:: What the task asks ::
Repeat the lines below exactly as they appear, but leave out the images.

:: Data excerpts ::
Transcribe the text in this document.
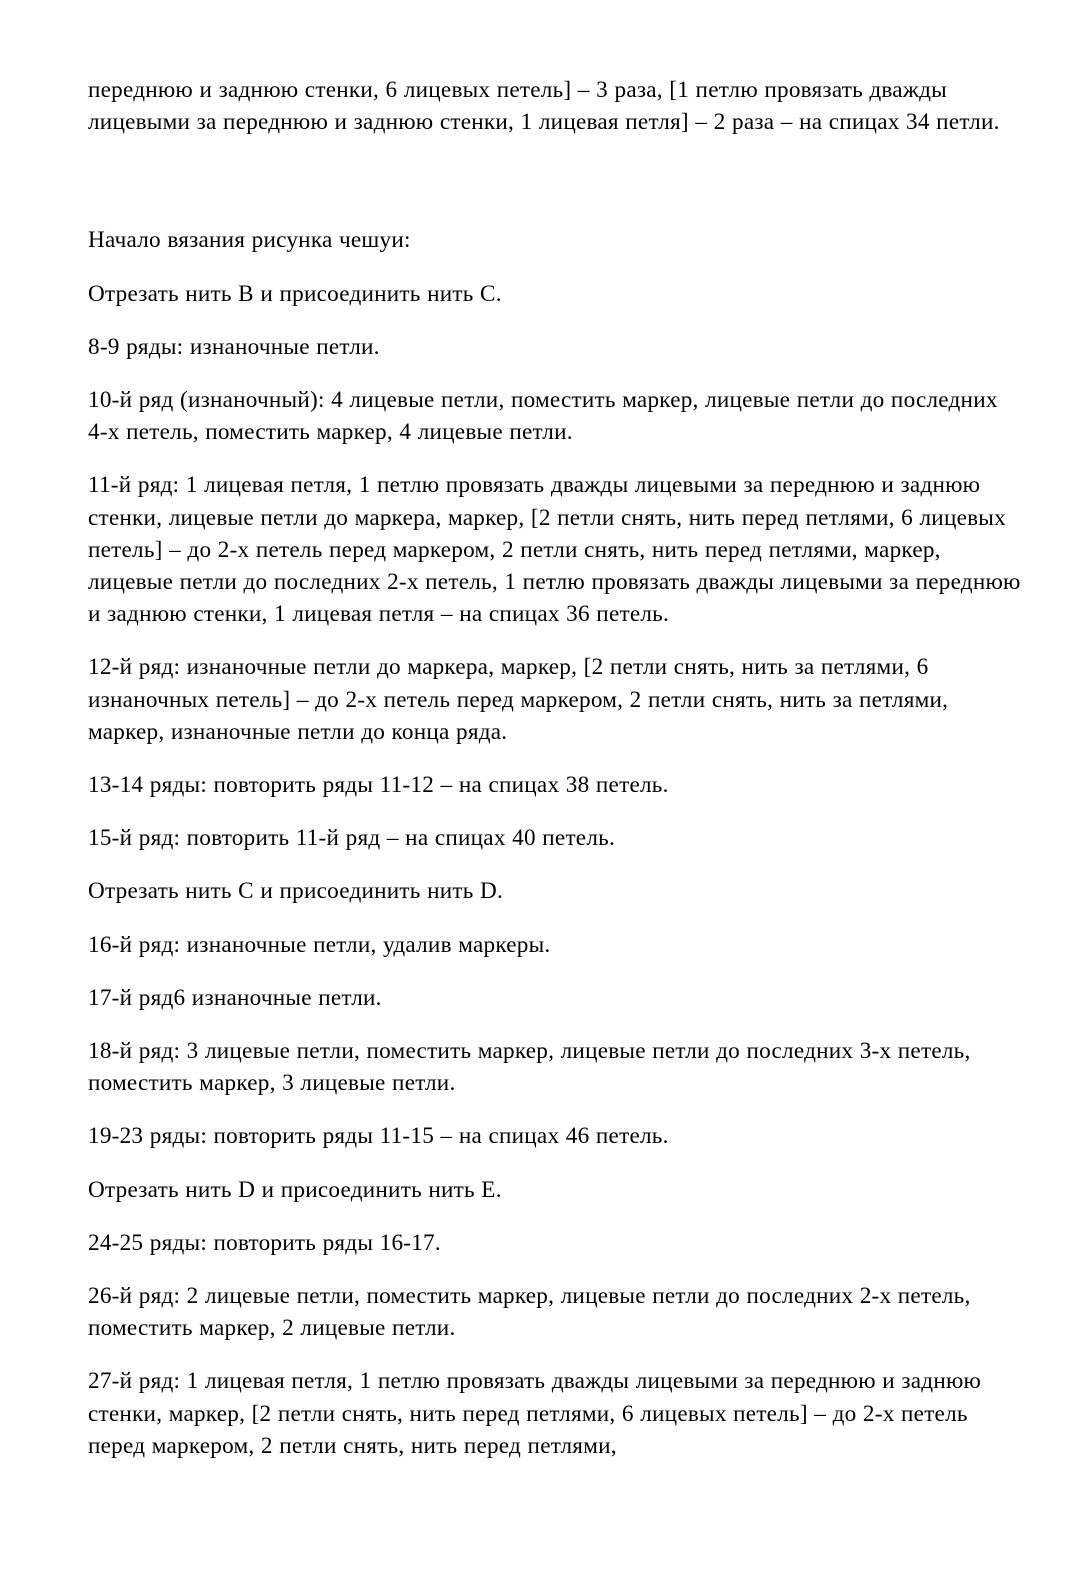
переднюю и заднюю стенки, 6 лицевых петель] – 3 раза, [1 петлю провязать дважды лицевыми за переднюю и заднюю стенки, 1 лицевая петля] – 2 раза – на спицах 34 петли.

Начало вязания рисунка чешуи:

Отрезать нить B и присоединить нить C.

8-9 ряды: изнаночные петли.

10-й ряд (изнаночный): 4 лицевые петли, поместить маркер, лицевые петли до последних 4-х петель, поместить маркер, 4 лицевые петли.

11-й ряд: 1 лицевая петля, 1 петлю провязать дважды лицевыми за переднюю и заднюю стенки, лицевые петли до маркера, маркер, [2 петли снять, нить перед петлями, 6 лицевых петель] – до 2-х петель перед маркером, 2 петли снять, нить перед петлями, маркер, лицевые петли до последних 2-х петель, 1 петлю провязать дважды лицевыми за переднюю и заднюю стенки, 1 лицевая петля – на спицах 36 петель.

12-й ряд: изнаночные петли до маркера, маркер, [2 петли снять, нить за петлями, 6 изнаночных петель] – до 2-х петель перед маркером, 2 петли снять, нить за петлями, маркер, изнаночные петли до конца ряда.

13-14 ряды: повторить ряды 11-12 – на спицах 38 петель.

15-й ряд: повторить 11-й ряд – на спицах 40 петель.

Отрезать нить C и присоединить нить D.

16-й ряд: изнаночные петли, удалив маркеры.

17-й ряд6 изнаночные петли.

18-й ряд: 3 лицевые петли, поместить маркер, лицевые петли до последних 3-х петель, поместить маркер, 3 лицевые петли.

19-23 ряды: повторить ряды 11-15 – на спицах 46 петель.

Отрезать нить D и присоединить нить E.

24-25 ряды: повторить ряды 16-17.

26-й ряд: 2 лицевые петли, поместить маркер, лицевые петли до последних 2-х петель, поместить маркер, 2 лицевые петли.

27-й ряд: 1 лицевая петля, 1 петлю провязать дважды лицевыми за переднюю и заднюю стенки, маркер, [2 петли снять, нить перед петлями, 6 лицевых петель] – до 2-х петель перед маркером, 2 петли снять, нить перед петлями,
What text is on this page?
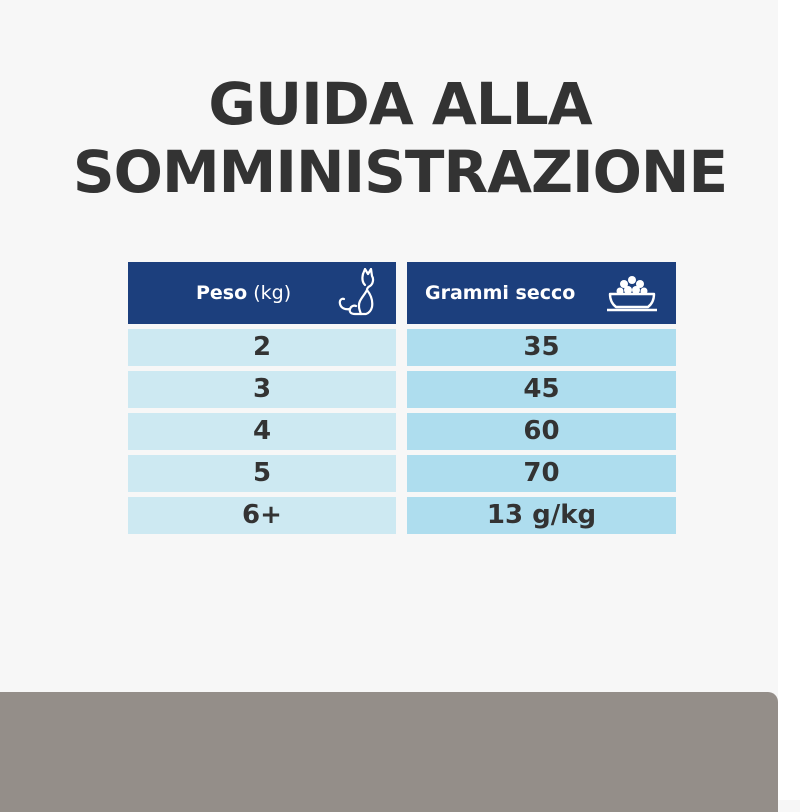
GUIDA ALLA
SOMMINISTRAZIONE
Peso (kg)
2
3
4
5
6+
Grammi secco
35
45
60
70
13 g/kg
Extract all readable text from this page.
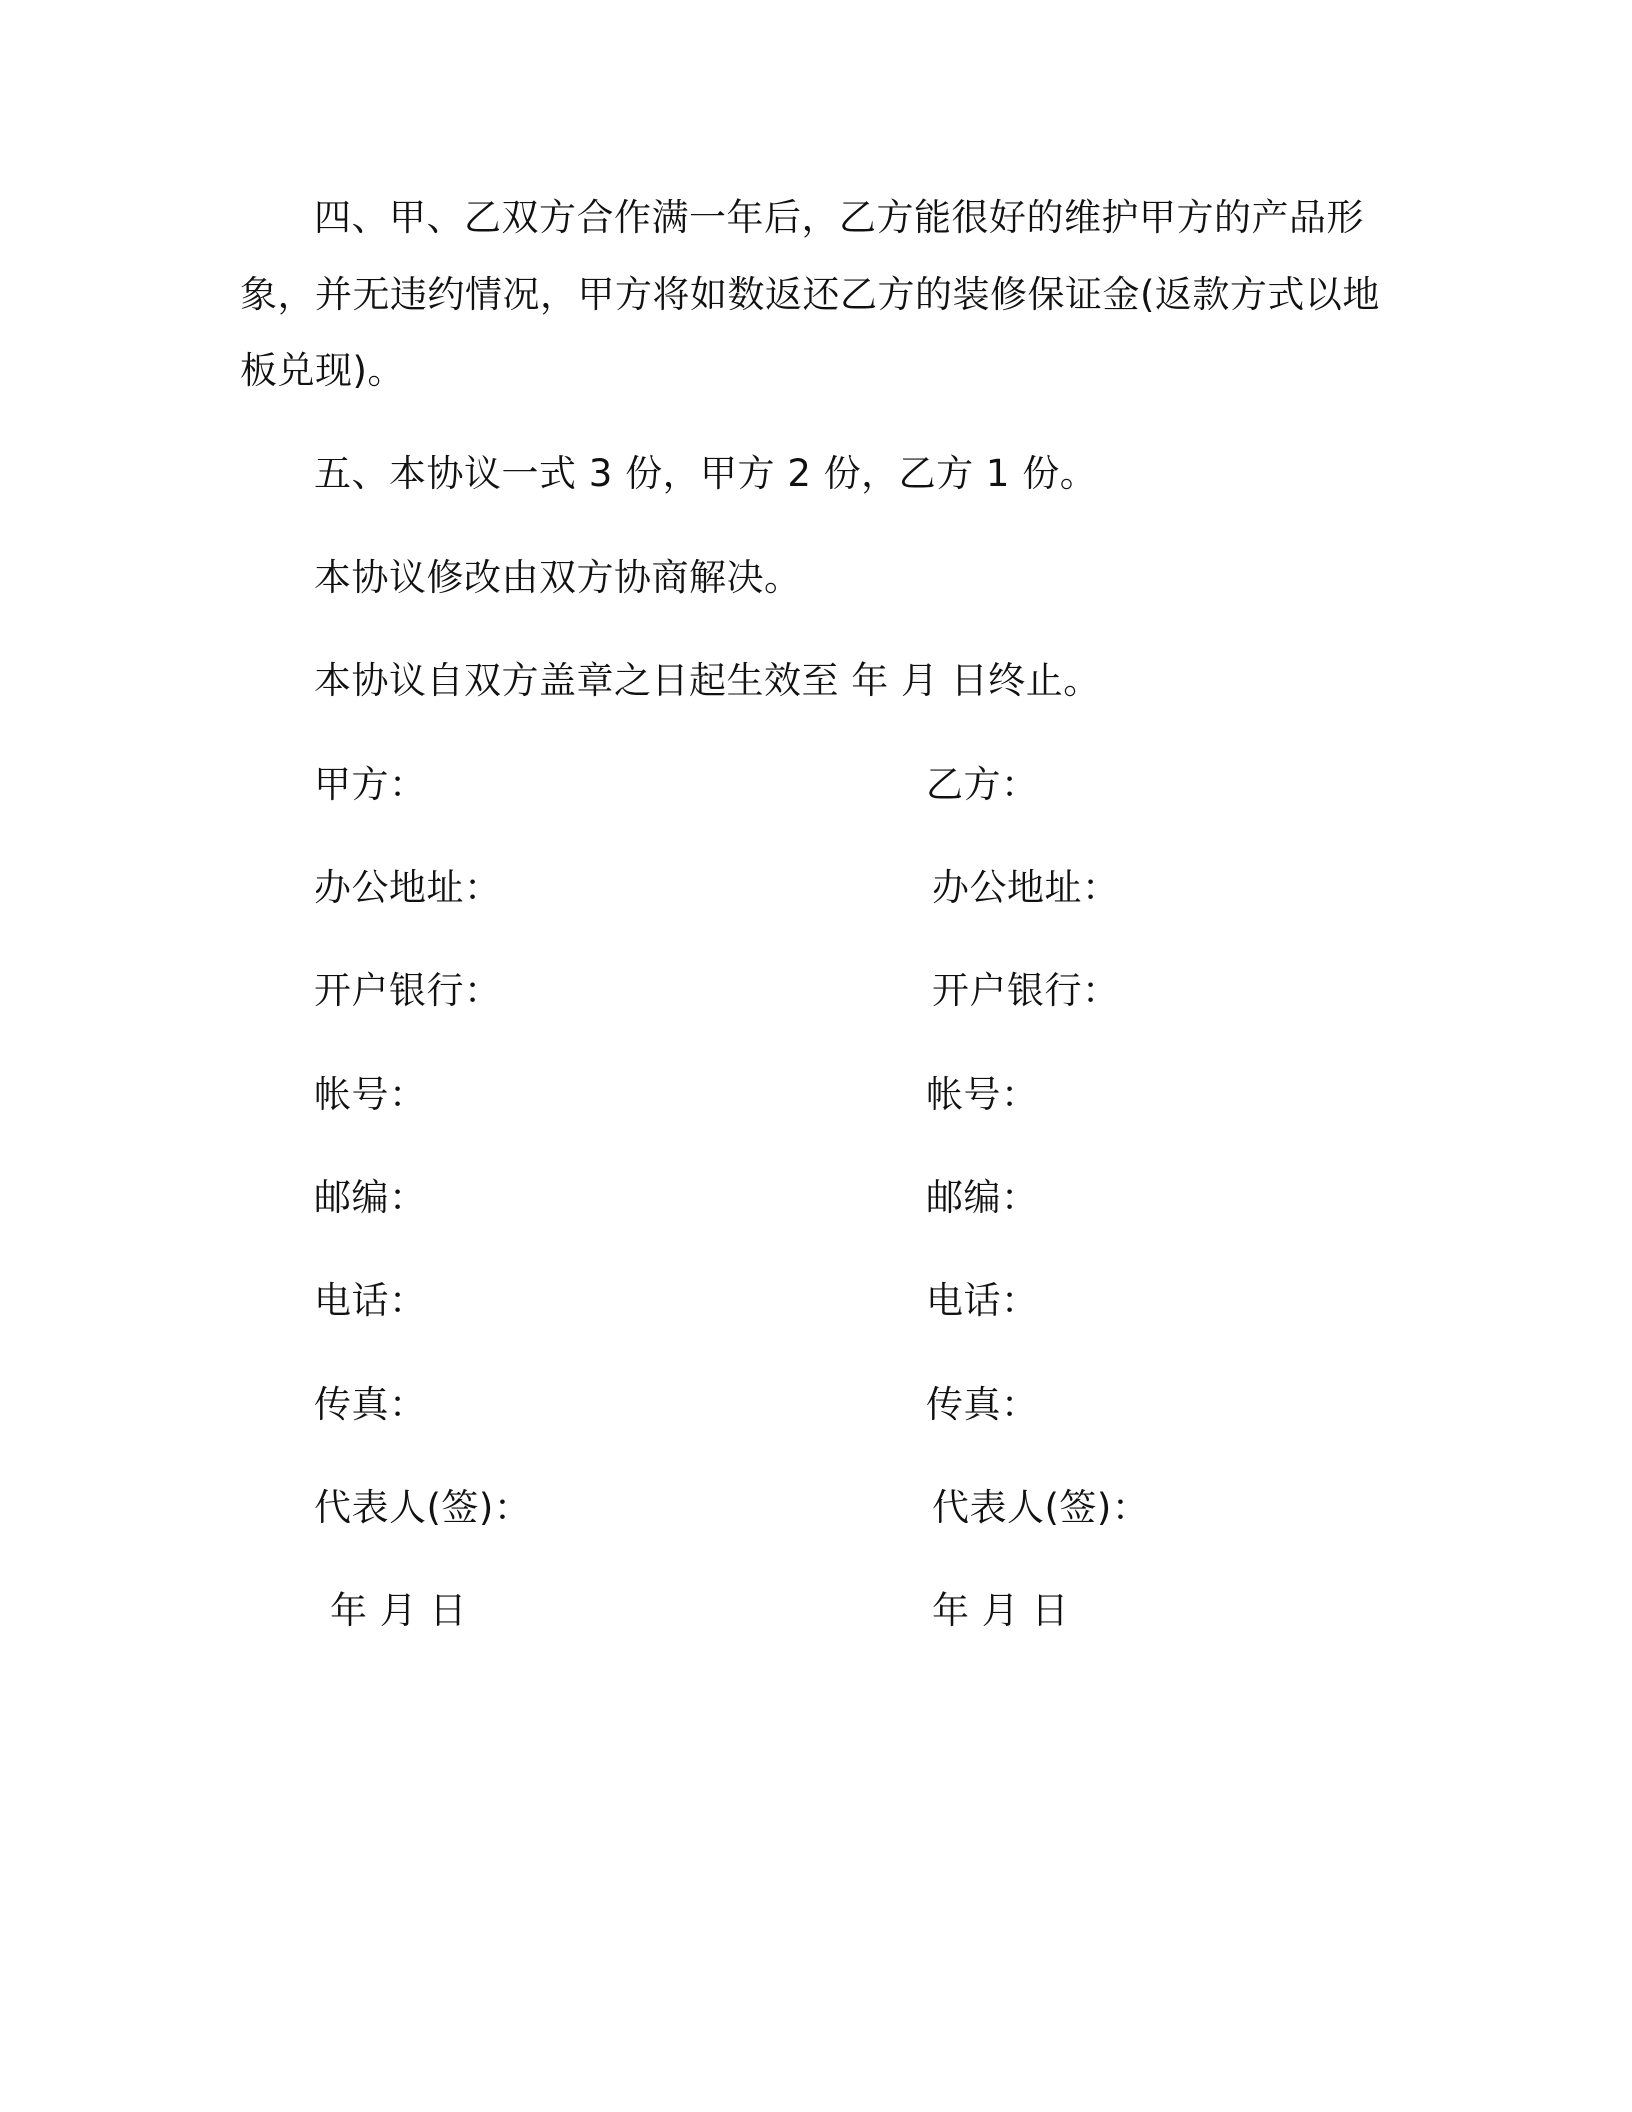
四、甲、乙双方合作满一年后，乙方能很好的维护甲方的产品形
象，并无违约情况，甲方将如数返还乙方的装修保证金(返款方式以地
板兑现)。
五、本协议一式 3 份，甲方 2 份，乙方 1 份。
本协议修改由双方协商解决。
本协议自双方盖章之日起生效至 年 月 日终止。
甲方：
办公地址：
开户银行：
帐号：
邮编：
电话：
传真：
代表人(签)：
年 月 日
乙方：
办公地址：
开户银行：
帐号：
邮编：
电话：
传真：
代表人(签)：
年 月 日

:: Response ::
Transcribe the text in this document.
переднюю и заднюю стенки, 6 лицевых петель] – 3 раза, [1 петлю провязать дважды лицевыми за переднюю и заднюю стенки, 1 лицевая петля] – 2 раза – на спицах 34 петли.

Начало вязания рисунка чешуи:

Отрезать нить B и присоединить нить C.

8-9 ряды: изнаночные петли.

10-й ряд (изнаночный): 4 лицевые петли, поместить маркер, лицевые петли до последних 4-х петель, поместить маркер, 4 лицевые петли.

11-й ряд: 1 лицевая петля, 1 петлю провязать дважды лицевыми за переднюю и заднюю стенки, лицевые петли до маркера, маркер, [2 петли снять, нить перед петлями, 6 лицевых петель] – до 2-х петель перед маркером, 2 петли снять, нить перед петлями, маркер, лицевые петли до последних 2-х петель, 1 петлю провязать дважды лицевыми за переднюю и заднюю стенки, 1 лицевая петля – на спицах 36 петель.

12-й ряд: изнаночные петли до маркера, маркер, [2 петли снять, нить за петлями, 6 изнаночных петель] – до 2-х петель перед маркером, 2 петли снять, нить за петлями, маркер, изнаночные петли до конца ряда.

13-14 ряды: повторить ряды 11-12 – на спицах 38 петель.

15-й ряд: повторить 11-й ряд – на спицах 40 петель.

Отрезать нить C и присоединить нить D.

16-й ряд: изнаночные петли, удалив маркеры.

17-й ряд6 изнаночные петли.

18-й ряд: 3 лицевые петли, поместить маркер, лицевые петли до последних 3-х петель, поместить маркер, 3 лицевые петли.

19-23 ряды: повторить ряды 11-15 – на спицах 46 петель.

Отрезать нить D и присоединить нить E.

24-25 ряды: повторить ряды 16-17.

26-й ряд: 2 лицевые петли, поместить маркер, лицевые петли до последних 2-х петель, поместить маркер, 2 лицевые петли.

27-й ряд: 1 лицевая петля, 1 петлю провязать дважды лицевыми за переднюю и заднюю стенки, маркер, [2 петли снять, нить перед петлями, 6 лицевых петель] – до 2-х петель перед маркером, 2 петли снять, нить перед петлями,
What text is on this page?
GUIDA ALLA
SOMMINISTRAZIONE
Peso (kg)
2
3
4
5
6+
Grammi secco
35
45
60
70
13 g/kg
Extract all readable text from this page.
四、甲、乙双方合作满一年后，乙方能很好的维护甲方的产品形
象，并无违约情况，甲方将如数返还乙方的装修保证金(返款方式以地
板兑现)。
五、本协议一式 3 份，甲方 2 份，乙方 1 份。
本协议修改由双方协商解决。
本协议自双方盖章之日起生效至 年 月 日终止。
甲方：
办公地址：
开户银行：
帐号：
邮编：
电话：
传真：
代表人(签)：
年 月 日
乙方：
办公地址：
开户银行：
帐号：
邮编：
电话：
传真：
代表人(签)：
年 月 日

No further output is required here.